**WRITTEN EXERCISE**
The records below are to be copied word for word, with every picture left out.

**MATERIAL PROVIDED**
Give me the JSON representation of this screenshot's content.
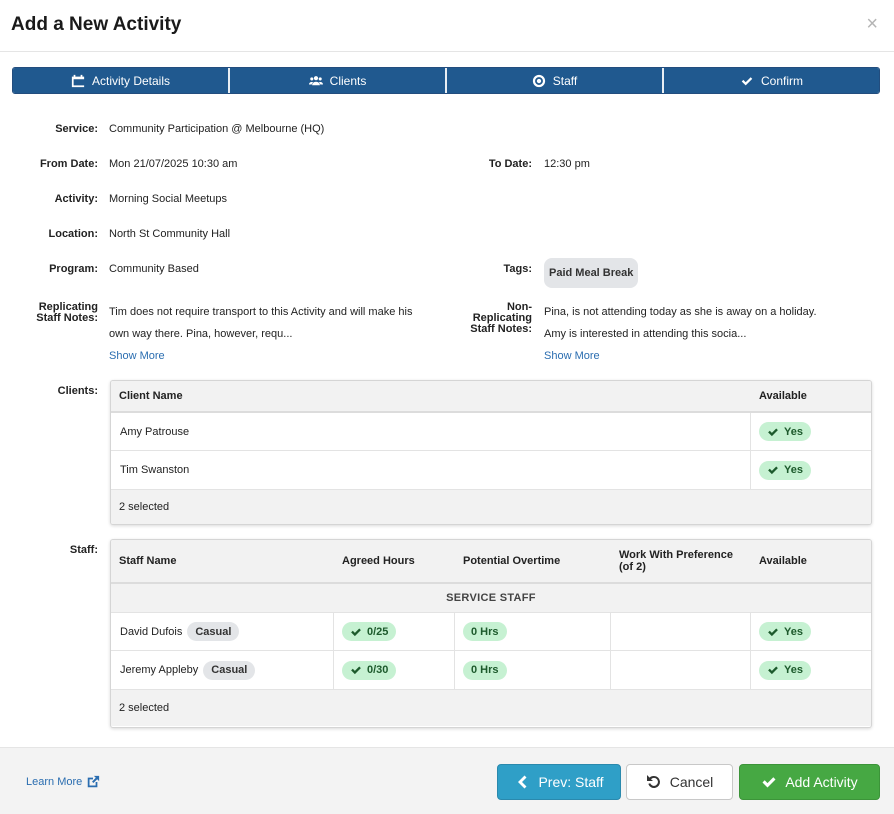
{
  "modal": {
    "title": "Add a New Activity",
    "close_label": "×"
  },
  "steps": [
    {
      "label": "Activity Details",
      "icon": "calendar-icon"
    },
    {
      "label": "Clients",
      "icon": "users-icon"
    },
    {
      "label": "Staff",
      "icon": "lifebuoy-icon"
    },
    {
      "label": "Confirm",
      "icon": "check-icon"
    }
  ],
  "details": {
    "service_label": "Service:",
    "service": "Community Participation @ Melbourne (HQ)",
    "from_label": "From Date:",
    "from": "Mon 21/07/2025 10:30 am",
    "to_label": "To Date:",
    "to": "12:30 pm",
    "activity_label": "Activity:",
    "activity": "Morning Social Meetups",
    "location_label": "Location:",
    "location": "North St Community Hall",
    "program_label": "Program:",
    "program": "Community Based",
    "tags_label": "Tags:",
    "tag": "Paid Meal Break",
    "rep_notes_label_1": "Replicating",
    "rep_notes_label_2": "Staff Notes:",
    "rep_notes_line1": "Tim does not require transport to this Activity and will make his",
    "rep_notes_line2": "own way there. Pina, however, requ...",
    "nonrep_notes_label_1": "Non-",
    "nonrep_notes_label_2": "Replicating",
    "nonrep_notes_label_3": "Staff Notes:",
    "nonrep_notes_line1": "Pina, is not attending today as she is away on a holiday.",
    "nonrep_notes_line2": "Amy is interested in attending this socia...",
    "show_more": "Show More"
  },
  "clients": {
    "label": "Clients:",
    "headers": {
      "name": "Client Name",
      "available": "Available"
    },
    "rows": [
      {
        "name": "Amy Patrouse",
        "available": "Yes"
      },
      {
        "name": "Tim Swanston",
        "available": "Yes"
      }
    ],
    "footer": "2 selected"
  },
  "staff": {
    "label": "Staff:",
    "headers": {
      "name": "Staff Name",
      "agreed": "Agreed Hours",
      "overtime": "Potential Overtime",
      "pref_1": "Work With Preference",
      "pref_2": "(of 2)",
      "available": "Available"
    },
    "group": "SERVICE STAFF",
    "rows": [
      {
        "name": "David Dufois",
        "type": "Casual",
        "agreed": "0/25",
        "overtime": "0 Hrs",
        "pref": "",
        "available": "Yes"
      },
      {
        "name": "Jeremy Appleby",
        "type": "Casual",
        "agreed": "0/30",
        "overtime": "0 Hrs",
        "pref": "",
        "available": "Yes"
      }
    ],
    "footer": "2 selected"
  },
  "footer": {
    "learn_more": "Learn More",
    "prev": "Prev: Staff",
    "cancel": "Cancel",
    "add": "Add Activity"
  },
  "colors": {
    "step_bg": "#20598f",
    "prev_btn": "#2f9fc7",
    "add_btn": "#46a843",
    "yes_pill": "#c6f1d2",
    "link": "#2a6db0"
  }
}
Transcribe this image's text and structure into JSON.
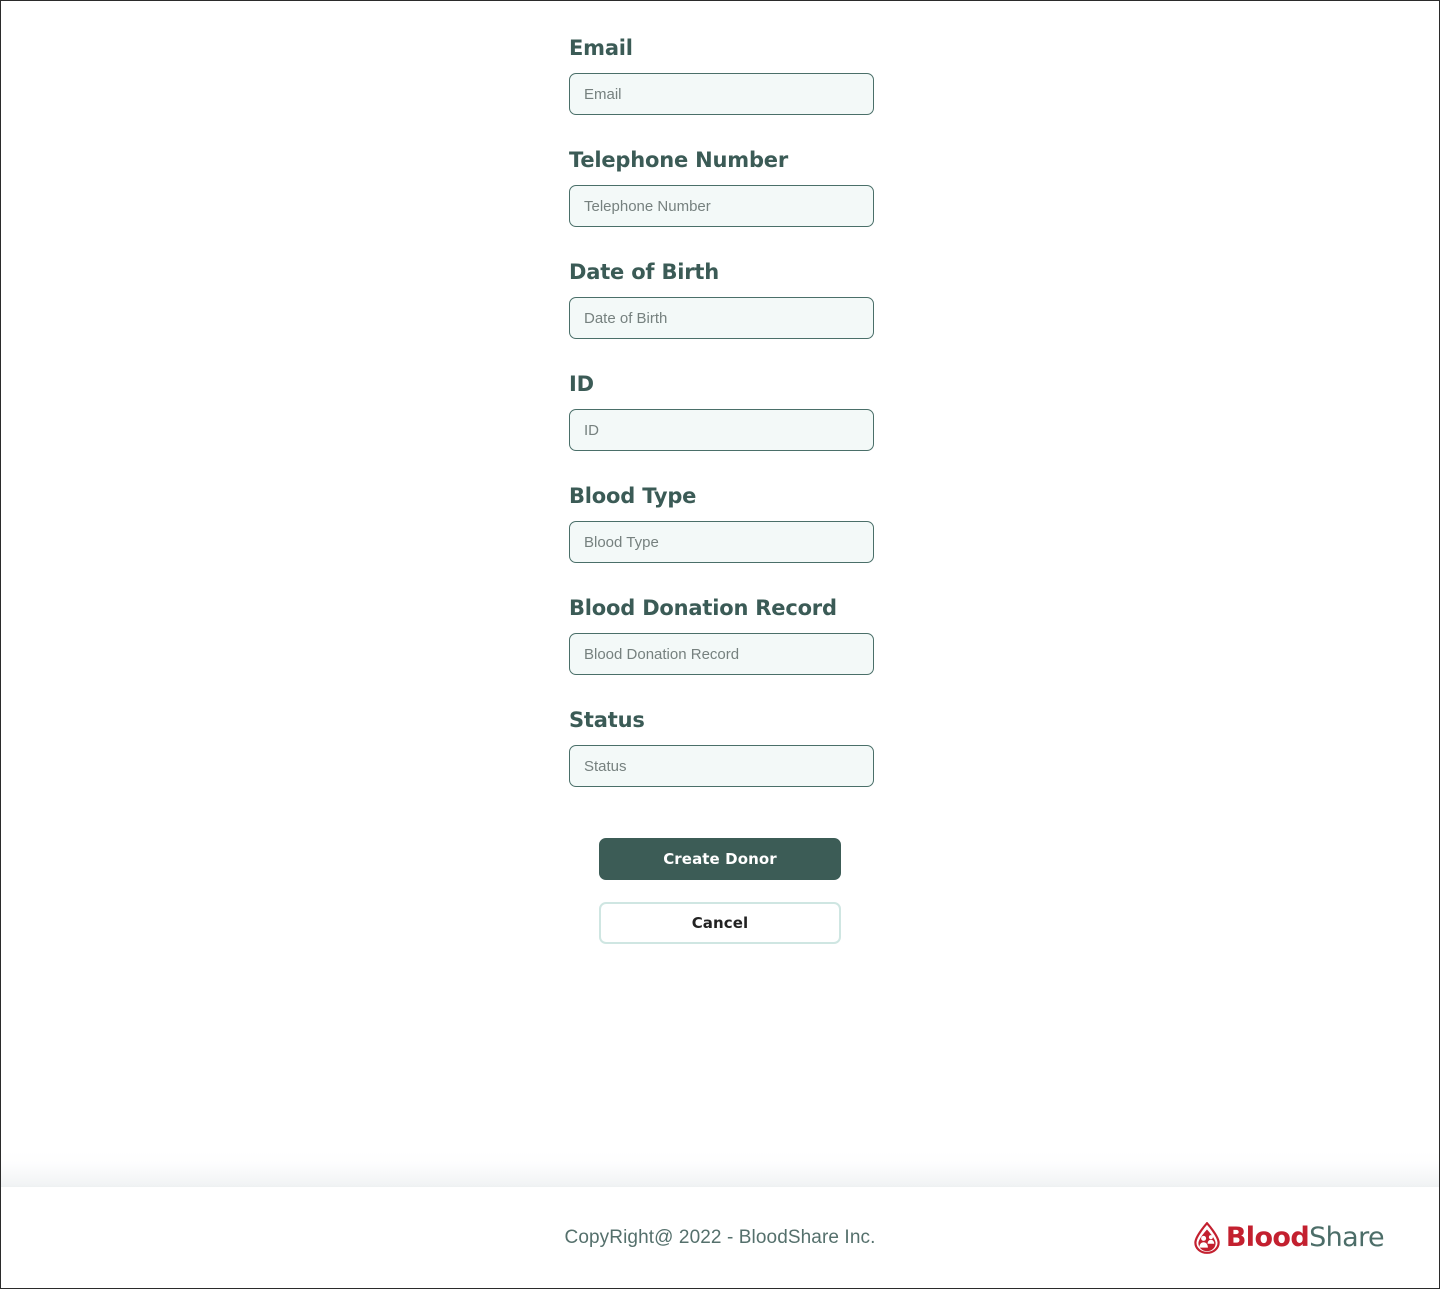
{
  "brand": {
    "name_part1": "Blood",
    "name_part2": "Share",
    "logo_icon": "blood-drop-donors-icon",
    "color_primary": "#c3202f",
    "color_secondary": "#4c6d68"
  },
  "theme": {
    "label_color": "#3b5b56",
    "input_bg": "#f3f9f8",
    "input_border": "#4a6f69",
    "primary_button_bg": "#3c5c56",
    "secondary_button_border": "#cfe6e2",
    "footer_text_color": "#55706c"
  },
  "form": {
    "title": "Create Donor",
    "fields": [
      {
        "label": "Email",
        "placeholder": "Email",
        "value": "",
        "name": "email"
      },
      {
        "label": "Telephone Number",
        "placeholder": "Telephone Number",
        "value": "",
        "name": "telephone-number"
      },
      {
        "label": "Date of Birth",
        "placeholder": "Date of Birth",
        "value": "",
        "name": "date-of-birth"
      },
      {
        "label": "ID",
        "placeholder": "ID",
        "value": "",
        "name": "id"
      },
      {
        "label": "Blood Type",
        "placeholder": "Blood Type",
        "value": "",
        "name": "blood-type"
      },
      {
        "label": "Blood Donation Record",
        "placeholder": "Blood Donation Record",
        "value": "",
        "name": "blood-donation-record"
      },
      {
        "label": "Status",
        "placeholder": "Status",
        "value": "",
        "name": "status"
      }
    ],
    "submit_label": "Create Donor",
    "cancel_label": "Cancel"
  },
  "footer": {
    "copyright": "CopyRight@ 2022 - BloodShare Inc."
  }
}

**ANSWER BELOW**
Give me the JSON representation of this screenshot's content.
{
  "modal": {
    "title": "Add a New Activity",
    "close_label": "×"
  },
  "steps": [
    {
      "label": "Activity Details",
      "icon": "calendar-icon"
    },
    {
      "label": "Clients",
      "icon": "users-icon"
    },
    {
      "label": "Staff",
      "icon": "lifebuoy-icon"
    },
    {
      "label": "Confirm",
      "icon": "check-icon"
    }
  ],
  "details": {
    "service_label": "Service:",
    "service": "Community Participation @ Melbourne (HQ)",
    "from_label": "From Date:",
    "from": "Mon 21/07/2025 10:30 am",
    "to_label": "To Date:",
    "to": "12:30 pm",
    "activity_label": "Activity:",
    "activity": "Morning Social Meetups",
    "location_label": "Location:",
    "location": "North St Community Hall",
    "program_label": "Program:",
    "program": "Community Based",
    "tags_label": "Tags:",
    "tag": "Paid Meal Break",
    "rep_notes_label_1": "Replicating",
    "rep_notes_label_2": "Staff Notes:",
    "rep_notes_line1": "Tim does not require transport to this Activity and will make his",
    "rep_notes_line2": "own way there. Pina, however, requ...",
    "nonrep_notes_label_1": "Non-",
    "nonrep_notes_label_2": "Replicating",
    "nonrep_notes_label_3": "Staff Notes:",
    "nonrep_notes_line1": "Pina, is not attending today as she is away on a holiday.",
    "nonrep_notes_line2": "Amy is interested in attending this socia...",
    "show_more": "Show More"
  },
  "clients": {
    "label": "Clients:",
    "headers": {
      "name": "Client Name",
      "available": "Available"
    },
    "rows": [
      {
        "name": "Amy Patrouse",
        "available": "Yes"
      },
      {
        "name": "Tim Swanston",
        "available": "Yes"
      }
    ],
    "footer": "2 selected"
  },
  "staff": {
    "label": "Staff:",
    "headers": {
      "name": "Staff Name",
      "agreed": "Agreed Hours",
      "overtime": "Potential Overtime",
      "pref_1": "Work With Preference",
      "pref_2": "(of 2)",
      "available": "Available"
    },
    "group": "SERVICE STAFF",
    "rows": [
      {
        "name": "David Dufois",
        "type": "Casual",
        "agreed": "0/25",
        "overtime": "0 Hrs",
        "pref": "",
        "available": "Yes"
      },
      {
        "name": "Jeremy Appleby",
        "type": "Casual",
        "agreed": "0/30",
        "overtime": "0 Hrs",
        "pref": "",
        "available": "Yes"
      }
    ],
    "footer": "2 selected"
  },
  "footer": {
    "learn_more": "Learn More",
    "prev": "Prev: Staff",
    "cancel": "Cancel",
    "add": "Add Activity"
  },
  "colors": {
    "step_bg": "#20598f",
    "prev_btn": "#2f9fc7",
    "add_btn": "#46a843",
    "yes_pill": "#c6f1d2",
    "link": "#2a6db0"
  }
}
Transcribe this image's text and structure into JSON.
{
  "brand": {
    "name_part1": "Blood",
    "name_part2": "Share",
    "logo_icon": "blood-drop-donors-icon",
    "color_primary": "#c3202f",
    "color_secondary": "#4c6d68"
  },
  "theme": {
    "label_color": "#3b5b56",
    "input_bg": "#f3f9f8",
    "input_border": "#4a6f69",
    "primary_button_bg": "#3c5c56",
    "secondary_button_border": "#cfe6e2",
    "footer_text_color": "#55706c"
  },
  "form": {
    "title": "Create Donor",
    "fields": [
      {
        "label": "Email",
        "placeholder": "Email",
        "value": "",
        "name": "email"
      },
      {
        "label": "Telephone Number",
        "placeholder": "Telephone Number",
        "value": "",
        "name": "telephone-number"
      },
      {
        "label": "Date of Birth",
        "placeholder": "Date of Birth",
        "value": "",
        "name": "date-of-birth"
      },
      {
        "label": "ID",
        "placeholder": "ID",
        "value": "",
        "name": "id"
      },
      {
        "label": "Blood Type",
        "placeholder": "Blood Type",
        "value": "",
        "name": "blood-type"
      },
      {
        "label": "Blood Donation Record",
        "placeholder": "Blood Donation Record",
        "value": "",
        "name": "blood-donation-record"
      },
      {
        "label": "Status",
        "placeholder": "Status",
        "value": "",
        "name": "status"
      }
    ],
    "submit_label": "Create Donor",
    "cancel_label": "Cancel"
  },
  "footer": {
    "copyright": "CopyRight@ 2022 - BloodShare Inc."
  }
}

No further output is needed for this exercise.